Excerpted From: Leah M. Watson, The Anti-“Critical Race Theory” Campaign - Classroom Censorship and Racial Backlash by Another Name, 58 Harvard Civil Rights-Civil Liberties Law Review 487 (Summer, 2023) (477 Footnotes) (Full Document)


LeahWatson“Ignorance allied with power is the most ferocious enemy justice can have.” - James Baldwin

Since the racial reckoning of 2020 following the killings of George Floyd, Breonna Taylor, and Ahmaud Arbery, references to “critical race theory” in schools have become a rallying cry for conservatives who seek to keep students ignorant of racism and oppression in America. I use quotations because the phrase “critical race theory” has been co-opted by conservatives to misleadingly reference a range of speech describing race, the systemic nature of racism, and anti-racism efforts. Critical race theory is a framework primarily utilized in higher education to track and challenge the ways racism is built into American institutions. Critical race theorists do not teach students to hate any group, seek to divide Americans, or reduce complex identities only to racial classifications. But, this fight isn't limited to critical race theory. Conservatives seek to erase all meaningful discussions of race or racism in schools, including (1) classroom instruction on systemic discrimination that helps students process the events they study and the world around them; (2) culturally responsive teaching, which builds upon students' lived experiences to further academic engagement, develop positive social identity, and foster critical thinking skills; and (3) critical race theory. Collapsing these three concepts, collectively “race conscious instruction,” under the banner of “critical race theory” is a deliberate effort by conservatives to minimize the wide range of speech they seek to censor.

RECORD LIST ::
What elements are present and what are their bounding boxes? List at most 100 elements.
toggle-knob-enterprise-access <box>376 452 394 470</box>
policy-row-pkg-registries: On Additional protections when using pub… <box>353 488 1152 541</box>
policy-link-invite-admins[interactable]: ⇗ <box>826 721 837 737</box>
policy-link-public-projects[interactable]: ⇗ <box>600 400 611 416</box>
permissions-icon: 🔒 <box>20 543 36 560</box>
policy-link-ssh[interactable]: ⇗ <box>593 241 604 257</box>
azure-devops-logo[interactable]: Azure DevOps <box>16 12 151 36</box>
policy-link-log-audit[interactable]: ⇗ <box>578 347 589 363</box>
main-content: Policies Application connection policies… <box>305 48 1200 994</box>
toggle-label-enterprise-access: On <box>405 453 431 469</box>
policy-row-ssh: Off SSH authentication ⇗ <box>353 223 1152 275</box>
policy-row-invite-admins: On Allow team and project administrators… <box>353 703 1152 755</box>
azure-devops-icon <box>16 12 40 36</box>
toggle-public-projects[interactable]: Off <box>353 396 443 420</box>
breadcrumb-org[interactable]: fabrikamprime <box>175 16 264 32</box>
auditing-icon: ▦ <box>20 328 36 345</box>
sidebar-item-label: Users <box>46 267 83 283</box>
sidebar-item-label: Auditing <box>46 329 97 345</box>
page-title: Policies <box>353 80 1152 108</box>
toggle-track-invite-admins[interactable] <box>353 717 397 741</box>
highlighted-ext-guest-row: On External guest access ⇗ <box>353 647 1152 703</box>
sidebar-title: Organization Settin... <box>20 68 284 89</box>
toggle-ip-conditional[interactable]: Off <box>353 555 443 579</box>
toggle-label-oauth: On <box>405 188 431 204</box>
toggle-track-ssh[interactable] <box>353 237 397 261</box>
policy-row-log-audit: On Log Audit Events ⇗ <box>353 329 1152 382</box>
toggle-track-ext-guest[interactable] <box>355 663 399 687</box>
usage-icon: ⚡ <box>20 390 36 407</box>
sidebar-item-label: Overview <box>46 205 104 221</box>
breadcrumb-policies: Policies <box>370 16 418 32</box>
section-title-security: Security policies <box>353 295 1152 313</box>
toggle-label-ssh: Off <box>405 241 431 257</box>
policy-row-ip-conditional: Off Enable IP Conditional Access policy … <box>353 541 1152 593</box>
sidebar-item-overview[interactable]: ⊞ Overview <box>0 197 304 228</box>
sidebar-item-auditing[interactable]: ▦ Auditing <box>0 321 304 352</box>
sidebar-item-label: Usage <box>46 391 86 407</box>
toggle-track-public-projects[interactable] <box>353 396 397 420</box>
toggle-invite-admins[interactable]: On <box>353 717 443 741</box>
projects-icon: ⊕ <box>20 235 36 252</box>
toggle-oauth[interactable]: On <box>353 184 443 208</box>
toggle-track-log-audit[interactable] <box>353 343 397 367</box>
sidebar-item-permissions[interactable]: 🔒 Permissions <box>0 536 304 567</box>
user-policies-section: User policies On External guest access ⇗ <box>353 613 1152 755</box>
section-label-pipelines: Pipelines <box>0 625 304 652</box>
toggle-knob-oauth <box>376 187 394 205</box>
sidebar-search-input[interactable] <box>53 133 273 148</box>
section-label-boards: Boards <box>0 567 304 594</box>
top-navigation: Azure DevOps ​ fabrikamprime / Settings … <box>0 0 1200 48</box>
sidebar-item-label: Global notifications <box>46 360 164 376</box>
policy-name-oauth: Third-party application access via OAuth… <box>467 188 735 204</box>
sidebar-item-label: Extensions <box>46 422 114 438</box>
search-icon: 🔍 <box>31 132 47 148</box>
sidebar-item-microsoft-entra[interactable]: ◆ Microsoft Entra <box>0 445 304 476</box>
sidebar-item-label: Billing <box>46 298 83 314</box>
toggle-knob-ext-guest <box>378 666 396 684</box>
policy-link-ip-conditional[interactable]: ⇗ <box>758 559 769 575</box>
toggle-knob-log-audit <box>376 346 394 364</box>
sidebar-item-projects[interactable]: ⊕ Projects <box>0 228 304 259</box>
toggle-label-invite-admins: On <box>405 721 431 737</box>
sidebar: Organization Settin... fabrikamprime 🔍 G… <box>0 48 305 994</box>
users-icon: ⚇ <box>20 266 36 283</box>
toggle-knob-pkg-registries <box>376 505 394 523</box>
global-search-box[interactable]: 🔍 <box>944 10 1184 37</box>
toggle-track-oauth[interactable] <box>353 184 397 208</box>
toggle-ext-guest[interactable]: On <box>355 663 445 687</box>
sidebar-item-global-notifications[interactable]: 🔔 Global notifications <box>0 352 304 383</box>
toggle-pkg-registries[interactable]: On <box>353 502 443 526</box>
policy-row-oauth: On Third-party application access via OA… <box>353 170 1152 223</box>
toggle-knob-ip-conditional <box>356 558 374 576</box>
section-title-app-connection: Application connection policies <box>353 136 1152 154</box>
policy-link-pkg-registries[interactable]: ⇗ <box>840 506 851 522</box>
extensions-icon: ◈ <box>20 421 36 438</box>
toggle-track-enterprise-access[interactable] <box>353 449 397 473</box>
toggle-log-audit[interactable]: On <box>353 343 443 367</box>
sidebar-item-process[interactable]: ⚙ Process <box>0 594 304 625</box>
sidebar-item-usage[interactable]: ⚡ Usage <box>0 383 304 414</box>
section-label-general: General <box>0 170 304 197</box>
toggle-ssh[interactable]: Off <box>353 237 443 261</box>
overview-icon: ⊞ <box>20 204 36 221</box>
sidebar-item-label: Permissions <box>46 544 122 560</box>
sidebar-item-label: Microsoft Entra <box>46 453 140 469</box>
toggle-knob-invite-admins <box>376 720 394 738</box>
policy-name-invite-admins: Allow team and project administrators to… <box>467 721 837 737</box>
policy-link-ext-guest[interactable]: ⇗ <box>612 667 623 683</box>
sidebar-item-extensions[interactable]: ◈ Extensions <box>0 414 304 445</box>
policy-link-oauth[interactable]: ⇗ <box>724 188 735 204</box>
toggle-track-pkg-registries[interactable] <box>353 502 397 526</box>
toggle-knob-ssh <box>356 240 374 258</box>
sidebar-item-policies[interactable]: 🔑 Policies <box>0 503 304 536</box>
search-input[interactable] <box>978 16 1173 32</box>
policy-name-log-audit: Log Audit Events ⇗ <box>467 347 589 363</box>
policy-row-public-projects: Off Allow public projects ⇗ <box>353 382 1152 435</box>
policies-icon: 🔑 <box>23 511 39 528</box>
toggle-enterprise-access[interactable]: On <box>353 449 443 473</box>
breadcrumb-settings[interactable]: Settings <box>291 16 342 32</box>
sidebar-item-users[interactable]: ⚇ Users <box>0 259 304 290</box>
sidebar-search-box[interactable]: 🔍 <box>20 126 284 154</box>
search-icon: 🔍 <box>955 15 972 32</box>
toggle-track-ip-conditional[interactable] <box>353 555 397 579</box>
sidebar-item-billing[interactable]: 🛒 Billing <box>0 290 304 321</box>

SET EXERCISE :: Could you write out the whole excerpt on the campaign against "critical race theory" in schools, word for word and from its first line to its last? You can set the records aside; nothing here depends on them.

RESULT OF THIS EXERCISE ::
Excerpted From: Leah M. Watson, The Anti-“Critical Race Theory” Campaign - Classroom Censorship and Racial Backlash by Another Name, 58 Harvard Civil Rights-Civil Liberties Law Review 487 (Summer, 2023) (477 Footnotes) (Full Document)


LeahWatson“Ignorance allied with power is the most ferocious enemy justice can have.” - James Baldwin

Since the racial reckoning of 2020 following the killings of George Floyd, Breonna Taylor, and Ahmaud Arbery, references to “critical race theory” in schools have become a rallying cry for conservatives who seek to keep students ignorant of racism and oppression in America. I use quotations because the phrase “critical race theory” has been co-opted by conservatives to misleadingly reference a range of speech describing race, the systemic nature of racism, and anti-racism efforts. Critical race theory is a framework primarily utilized in higher education to track and challenge the ways racism is built into American institutions. Critical race theorists do not teach students to hate any group, seek to divide Americans, or reduce complex identities only to racial classifications. But, this fight isn't limited to critical race theory. Conservatives seek to erase all meaningful discussions of race or racism in schools, including (1) classroom instruction on systemic discrimination that helps students process the events they study and the world around them; (2) culturally responsive teaching, which builds upon students' lived experiences to further academic engagement, develop positive social identity, and foster critical thinking skills; and (3) critical race theory. Collapsing these three concepts, collectively “race conscious instruction,” under the banner of “critical race theory” is a deliberate effort by conservatives to minimize the wide range of speech they seek to censor.